All of the data that follows should be retyped exactly, please, except the pictures.

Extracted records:
□ □ □

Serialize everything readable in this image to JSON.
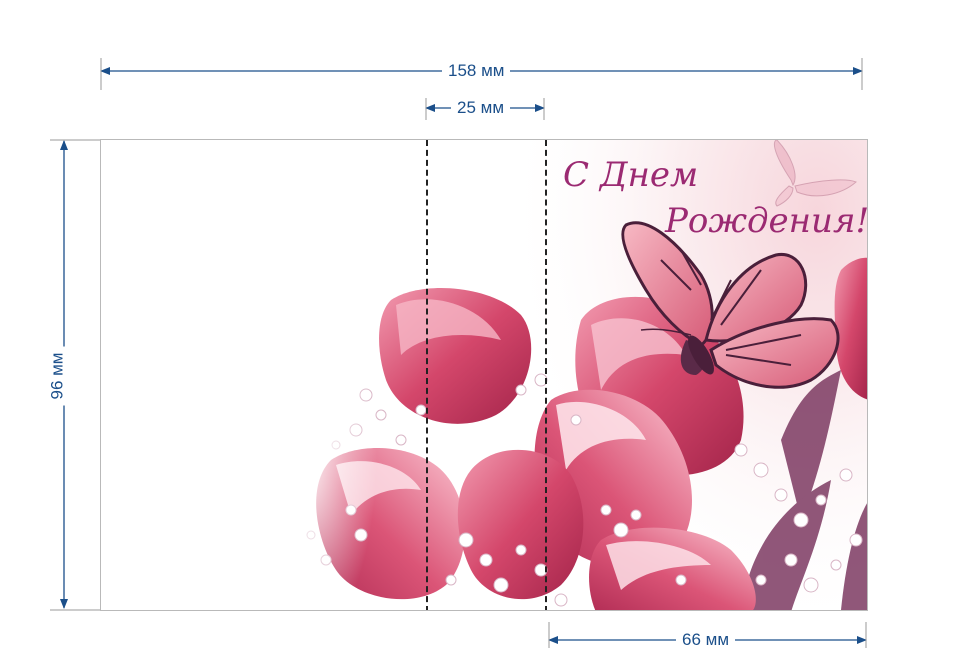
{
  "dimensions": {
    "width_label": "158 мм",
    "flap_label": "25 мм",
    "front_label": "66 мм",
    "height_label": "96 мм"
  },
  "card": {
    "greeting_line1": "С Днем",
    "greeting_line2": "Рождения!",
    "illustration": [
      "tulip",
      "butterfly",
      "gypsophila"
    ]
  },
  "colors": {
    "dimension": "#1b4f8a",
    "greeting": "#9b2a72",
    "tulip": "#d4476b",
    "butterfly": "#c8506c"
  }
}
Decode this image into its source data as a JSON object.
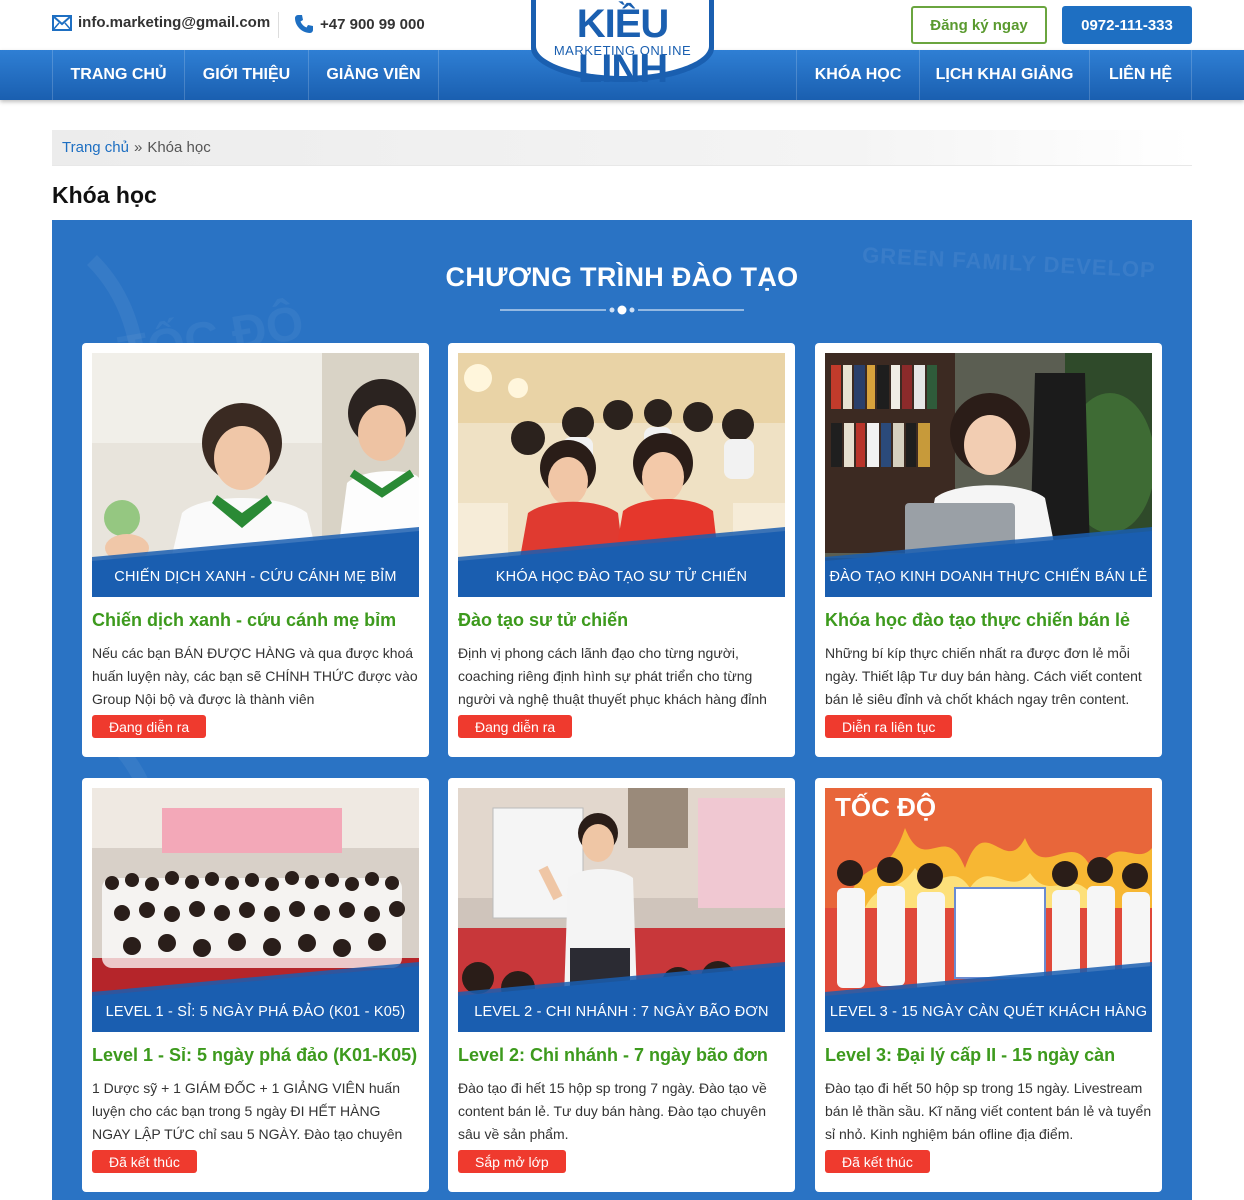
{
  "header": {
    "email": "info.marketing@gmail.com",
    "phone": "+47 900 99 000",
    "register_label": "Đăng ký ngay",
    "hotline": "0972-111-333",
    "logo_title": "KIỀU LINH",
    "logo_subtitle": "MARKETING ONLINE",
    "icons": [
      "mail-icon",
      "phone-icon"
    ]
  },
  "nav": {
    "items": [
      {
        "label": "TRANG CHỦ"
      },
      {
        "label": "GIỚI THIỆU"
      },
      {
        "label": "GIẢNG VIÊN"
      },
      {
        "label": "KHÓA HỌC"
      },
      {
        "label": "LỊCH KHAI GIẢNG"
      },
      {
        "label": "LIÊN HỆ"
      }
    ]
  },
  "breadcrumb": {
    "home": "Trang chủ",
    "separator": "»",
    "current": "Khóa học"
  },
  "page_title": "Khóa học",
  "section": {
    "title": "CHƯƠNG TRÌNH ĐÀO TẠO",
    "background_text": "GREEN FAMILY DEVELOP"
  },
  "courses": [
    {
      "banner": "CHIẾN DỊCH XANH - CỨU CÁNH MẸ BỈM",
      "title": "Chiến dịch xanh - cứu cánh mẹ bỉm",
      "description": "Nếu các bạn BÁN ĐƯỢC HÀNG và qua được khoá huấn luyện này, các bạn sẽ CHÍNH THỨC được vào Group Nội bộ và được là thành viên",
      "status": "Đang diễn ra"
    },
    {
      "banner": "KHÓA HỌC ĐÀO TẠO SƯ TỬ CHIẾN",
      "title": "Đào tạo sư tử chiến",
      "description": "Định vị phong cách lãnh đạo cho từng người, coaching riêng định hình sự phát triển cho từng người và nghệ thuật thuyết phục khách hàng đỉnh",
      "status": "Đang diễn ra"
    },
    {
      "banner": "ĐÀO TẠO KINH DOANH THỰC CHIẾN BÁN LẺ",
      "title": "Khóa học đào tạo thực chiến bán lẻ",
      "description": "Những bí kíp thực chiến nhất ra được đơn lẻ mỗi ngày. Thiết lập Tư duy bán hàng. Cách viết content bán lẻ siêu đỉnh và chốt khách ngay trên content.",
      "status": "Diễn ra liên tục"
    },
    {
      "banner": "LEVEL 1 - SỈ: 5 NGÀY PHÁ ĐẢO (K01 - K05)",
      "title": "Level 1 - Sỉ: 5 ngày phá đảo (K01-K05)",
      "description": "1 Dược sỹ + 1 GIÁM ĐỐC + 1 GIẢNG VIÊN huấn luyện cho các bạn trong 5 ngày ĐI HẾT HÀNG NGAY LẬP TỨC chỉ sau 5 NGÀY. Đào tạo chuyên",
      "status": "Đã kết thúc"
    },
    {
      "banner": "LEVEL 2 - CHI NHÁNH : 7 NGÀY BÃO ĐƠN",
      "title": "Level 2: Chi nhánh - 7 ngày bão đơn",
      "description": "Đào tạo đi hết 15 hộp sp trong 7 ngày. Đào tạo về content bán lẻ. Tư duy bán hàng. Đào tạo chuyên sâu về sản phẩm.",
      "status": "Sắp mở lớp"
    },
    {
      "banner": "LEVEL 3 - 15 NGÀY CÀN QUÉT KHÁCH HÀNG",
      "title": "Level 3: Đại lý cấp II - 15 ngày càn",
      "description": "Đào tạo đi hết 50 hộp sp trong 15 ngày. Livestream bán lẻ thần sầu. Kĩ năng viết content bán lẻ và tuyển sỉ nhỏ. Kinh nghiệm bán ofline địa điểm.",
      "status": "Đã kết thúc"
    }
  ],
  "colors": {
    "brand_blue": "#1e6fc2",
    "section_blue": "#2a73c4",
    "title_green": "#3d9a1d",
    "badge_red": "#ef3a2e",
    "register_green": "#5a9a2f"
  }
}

□ □ □

Result of this exercise:
Serialize everything readable in this image to JSON.
{
  "dimensions": {
    "width_label": "158 мм",
    "flap_label": "25 мм",
    "front_label": "66 мм",
    "height_label": "96 мм"
  },
  "card": {
    "greeting_line1": "С Днем",
    "greeting_line2": "Рождения!",
    "illustration": [
      "tulip",
      "butterfly",
      "gypsophila"
    ]
  },
  "colors": {
    "dimension": "#1b4f8a",
    "greeting": "#9b2a72",
    "tulip": "#d4476b",
    "butterfly": "#c8506c"
  }
}
Decode this image into its source data as a JSON object.
{
  "header": {
    "email": "info.marketing@gmail.com",
    "phone": "+47 900 99 000",
    "register_label": "Đăng ký ngay",
    "hotline": "0972-111-333",
    "logo_title": "KIỀU LINH",
    "logo_subtitle": "MARKETING ONLINE",
    "icons": [
      "mail-icon",
      "phone-icon"
    ]
  },
  "nav": {
    "items": [
      {
        "label": "TRANG CHỦ"
      },
      {
        "label": "GIỚI THIỆU"
      },
      {
        "label": "GIẢNG VIÊN"
      },
      {
        "label": "KHÓA HỌC"
      },
      {
        "label": "LỊCH KHAI GIẢNG"
      },
      {
        "label": "LIÊN HỆ"
      }
    ]
  },
  "breadcrumb": {
    "home": "Trang chủ",
    "separator": "»",
    "current": "Khóa học"
  },
  "page_title": "Khóa học",
  "section": {
    "title": "CHƯƠNG TRÌNH ĐÀO TẠO",
    "background_text": "GREEN FAMILY DEVELOP"
  },
  "courses": [
    {
      "banner": "CHIẾN DỊCH XANH - CỨU CÁNH MẸ BỈM",
      "title": "Chiến dịch xanh - cứu cánh mẹ bỉm",
      "description": "Nếu các bạn BÁN ĐƯỢC HÀNG và qua được khoá huấn luyện này, các bạn sẽ CHÍNH THỨC được vào Group Nội bộ và được là thành viên",
      "status": "Đang diễn ra"
    },
    {
      "banner": "KHÓA HỌC ĐÀO TẠO SƯ TỬ CHIẾN",
      "title": "Đào tạo sư tử chiến",
      "description": "Định vị phong cách lãnh đạo cho từng người, coaching riêng định hình sự phát triển cho từng người và nghệ thuật thuyết phục khách hàng đỉnh",
      "status": "Đang diễn ra"
    },
    {
      "banner": "ĐÀO TẠO KINH DOANH THỰC CHIẾN BÁN LẺ",
      "title": "Khóa học đào tạo thực chiến bán lẻ",
      "description": "Những bí kíp thực chiến nhất ra được đơn lẻ mỗi ngày. Thiết lập Tư duy bán hàng. Cách viết content bán lẻ siêu đỉnh và chốt khách ngay trên content.",
      "status": "Diễn ra liên tục"
    },
    {
      "banner": "LEVEL 1 - SỈ: 5 NGÀY PHÁ ĐẢO (K01 - K05)",
      "title": "Level 1 - Sỉ: 5 ngày phá đảo (K01-K05)",
      "description": "1 Dược sỹ + 1 GIÁM ĐỐC + 1 GIẢNG VIÊN huấn luyện cho các bạn trong 5 ngày ĐI HẾT HÀNG NGAY LẬP TỨC chỉ sau 5 NGÀY. Đào tạo chuyên",
      "status": "Đã kết thúc"
    },
    {
      "banner": "LEVEL 2 - CHI NHÁNH : 7 NGÀY BÃO ĐƠN",
      "title": "Level 2: Chi nhánh - 7 ngày bão đơn",
      "description": "Đào tạo đi hết 15 hộp sp trong 7 ngày. Đào tạo về content bán lẻ. Tư duy bán hàng. Đào tạo chuyên sâu về sản phẩm.",
      "status": "Sắp mở lớp"
    },
    {
      "banner": "LEVEL 3 - 15 NGÀY CÀN QUÉT KHÁCH HÀNG",
      "title": "Level 3: Đại lý cấp II - 15 ngày càn",
      "description": "Đào tạo đi hết 50 hộp sp trong 15 ngày. Livestream bán lẻ thần sầu. Kĩ năng viết content bán lẻ và tuyển sỉ nhỏ. Kinh nghiệm bán ofline địa điểm.",
      "status": "Đã kết thúc"
    }
  ],
  "colors": {
    "brand_blue": "#1e6fc2",
    "section_blue": "#2a73c4",
    "title_green": "#3d9a1d",
    "badge_red": "#ef3a2e",
    "register_green": "#5a9a2f"
  }
}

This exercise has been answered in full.